-- START --

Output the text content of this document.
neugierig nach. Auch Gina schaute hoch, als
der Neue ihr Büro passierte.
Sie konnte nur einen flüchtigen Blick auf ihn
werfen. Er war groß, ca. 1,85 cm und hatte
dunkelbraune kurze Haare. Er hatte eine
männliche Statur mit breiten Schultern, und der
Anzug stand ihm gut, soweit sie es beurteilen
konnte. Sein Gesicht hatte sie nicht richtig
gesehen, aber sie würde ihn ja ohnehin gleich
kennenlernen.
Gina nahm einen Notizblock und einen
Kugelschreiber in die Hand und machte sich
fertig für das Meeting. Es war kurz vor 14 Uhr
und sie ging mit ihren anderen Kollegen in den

-- END --

*PROMPT*.
Every line above should be printed again exactly as it stands.

*RESULT OF THE EXERCISE*.
Output the text content of this document.
neugierig nach. Auch Gina schaute hoch, als
der Neue ihr Büro passierte.
Sie konnte nur einen flüchtigen Blick auf ihn
werfen. Er war groß, ca. 1,85 cm und hatte
dunkelbraune kurze Haare. Er hatte eine
männliche Statur mit breiten Schultern, und der
Anzug stand ihm gut, soweit sie es beurteilen
konnte. Sein Gesicht hatte sie nicht richtig
gesehen, aber sie würde ihn ja ohnehin gleich
kennenlernen.
Gina nahm einen Notizblock und einen
Kugelschreiber in die Hand und machte sich
fertig für das Meeting. Es war kurz vor 14 Uhr
und sie ging mit ihren anderen Kollegen in den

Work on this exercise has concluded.